Repeat every line of the material that follows, word for word.

── Task inputs ──

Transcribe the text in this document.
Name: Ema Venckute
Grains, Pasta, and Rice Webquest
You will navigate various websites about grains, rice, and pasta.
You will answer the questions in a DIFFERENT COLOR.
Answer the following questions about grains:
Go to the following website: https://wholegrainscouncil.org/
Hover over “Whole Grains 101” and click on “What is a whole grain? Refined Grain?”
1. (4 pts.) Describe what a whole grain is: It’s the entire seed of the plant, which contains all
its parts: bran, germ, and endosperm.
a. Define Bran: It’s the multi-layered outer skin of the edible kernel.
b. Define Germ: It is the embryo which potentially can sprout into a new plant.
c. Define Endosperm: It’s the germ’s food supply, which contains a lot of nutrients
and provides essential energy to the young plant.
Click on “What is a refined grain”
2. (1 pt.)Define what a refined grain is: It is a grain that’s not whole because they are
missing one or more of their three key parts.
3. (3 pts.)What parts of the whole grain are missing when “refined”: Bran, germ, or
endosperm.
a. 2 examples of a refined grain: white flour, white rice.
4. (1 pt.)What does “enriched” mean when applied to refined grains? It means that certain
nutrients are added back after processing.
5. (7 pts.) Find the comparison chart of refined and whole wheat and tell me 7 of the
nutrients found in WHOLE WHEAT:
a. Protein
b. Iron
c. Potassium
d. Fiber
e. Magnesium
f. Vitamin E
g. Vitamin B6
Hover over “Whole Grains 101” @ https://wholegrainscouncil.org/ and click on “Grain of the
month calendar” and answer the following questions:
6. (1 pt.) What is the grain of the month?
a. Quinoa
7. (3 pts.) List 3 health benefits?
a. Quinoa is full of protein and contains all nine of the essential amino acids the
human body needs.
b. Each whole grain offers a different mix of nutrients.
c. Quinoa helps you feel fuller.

───

* [Answer area]
Transcribe the text in this document.
Name: Ema Venckute
Grains, Pasta, and Rice Webquest
You will navigate various websites about grains, rice, and pasta.
You will answer the questions in a DIFFERENT COLOR.
Answer the following questions about grains:
Go to the following website: https://wholegrainscouncil.org/
Hover over “Whole Grains 101” and click on “What is a whole grain? Refined Grain?”
1. (4 pts.) Describe what a whole grain is: It’s the entire seed of the plant, which contains all
its parts: bran, germ, and endosperm.
a. Define Bran: It’s the multi-layered outer skin of the edible kernel.
b. Define Germ: It is the embryo which potentially can sprout into a new plant.
c. Define Endosperm: It’s the germ’s food supply, which contains a lot of nutrients
and provides essential energy to the young plant.
Click on “What is a refined grain”
2. (1 pt.)Define what a refined grain is: It is a grain that’s not whole because they are
missing one or more of their three key parts.
3. (3 pts.)What parts of the whole grain are missing when “refined”: Bran, germ, or
endosperm.
a. 2 examples of a refined grain: white flour, white rice.
4. (1 pt.)What does “enriched” mean when applied to refined grains? It means that certain
nutrients are added back after processing.
5. (7 pts.) Find the comparison chart of refined and whole wheat and tell me 7 of the
nutrients found in WHOLE WHEAT:
a. Protein
b. Iron
c. Potassium
d. Fiber
e. Magnesium
f. Vitamin E
g. Vitamin B6
Hover over “Whole Grains 101” @ https://wholegrainscouncil.org/ and click on “Grain of the
month calendar” and answer the following questions:
6. (1 pt.) What is the grain of the month?
a. Quinoa
7. (3 pts.) List 3 health benefits?
a. Quinoa is full of protein and contains all nine of the essential amino acids the
human body needs.
b. Each whole grain offers a different mix of nutrients.
c. Quinoa helps you feel fuller.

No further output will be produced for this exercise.